§ Exercícios:
a: Segundo o texto sobre a pesquisa-ação de mestrado, qual fundação apoiou o estudo?
b: Escreva a continuação do texto sobre a pesquisa-ação de mestrado a partir do ponto em que ele termina.

§ Documento de origem:
________________________________________
O caráter de destaque do estudo de Rayza Monnyelly de Souza Pereira foi a realização de uma pesquisa-ação. Essa abordagem propõe não apenas compreender a realidade, mas intervir nela de forma crítica e transformadora. Por isso, ao final da pesquisa de mestrado apoiada pela Fundação de Amparo à Pesquisa do Estado de Goiás (Fapeg), foi proposto um plano de ação pensado coletivamente com a comunidade. “O plano de ação foi apresentado para vereadores e para a prefeitura e prevê oficinas continuadas com lideranças quilombolas, estudiosos da questão racial e profissionais do serviço público; construção de conselhos ou comitês locais com representação de mulheres quilombolas; desenvolvimento de rodas de conversa permanentes com retorno efetivo e de convênios para a oferta de projetos de saúde, educação e lazer”.
________________________________________
§ Dados fornecidos:
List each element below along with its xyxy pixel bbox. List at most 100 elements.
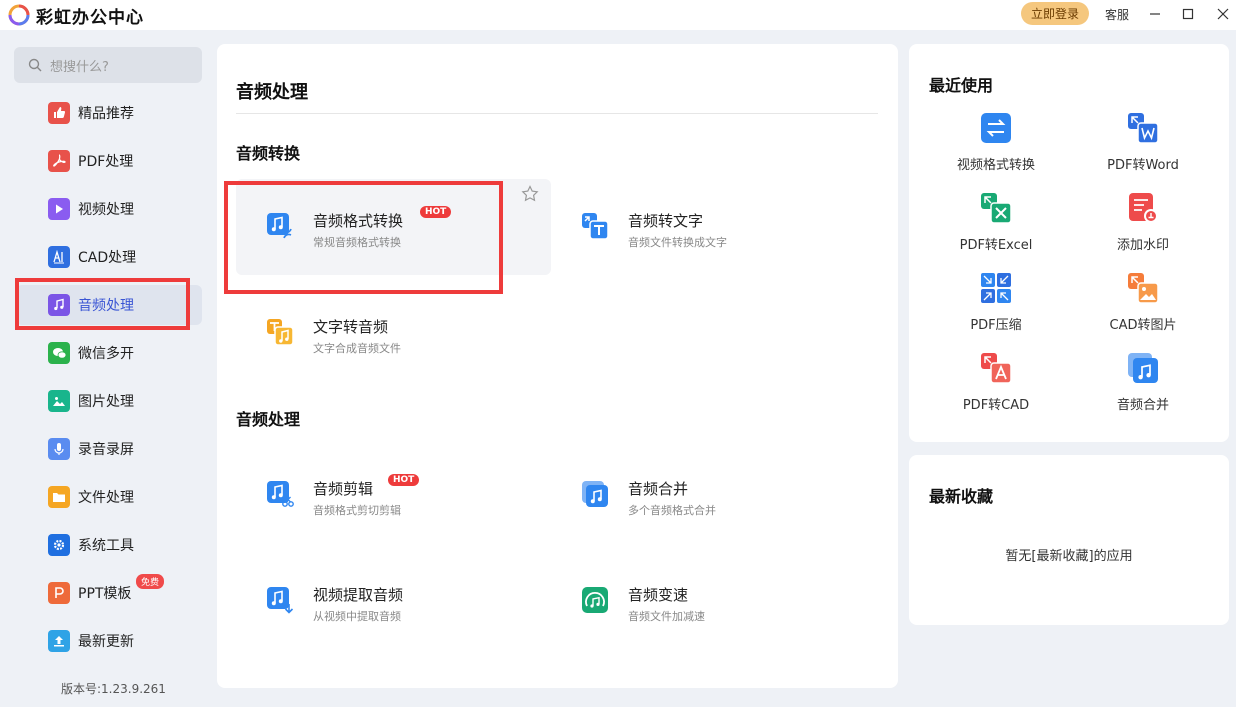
________________________________________
§ Respostas:
a: A Fundação de Amparo à Pesquisa do Estado de Goiás (Fapeg).

b:
Lucilene Kalunga

 

Lucilene, como ativista ligada ao movimento quilombola, reflete sobre a importância de eleger representantes políticos com letramento racial para desenvolver ações que ativamente pensem em políticas públicas acessíveis às mulheres quilombolas. “Nós nunca tivemos um deputado ou deputada federal ou estadual ou uma vereadora ou um prefeito quilombola na capital, Goiânia. E aí eu me envolvo nesse meio, participo da política ativamente, faço incentivo de que outras mulheres ocupem esse espaço”, relata.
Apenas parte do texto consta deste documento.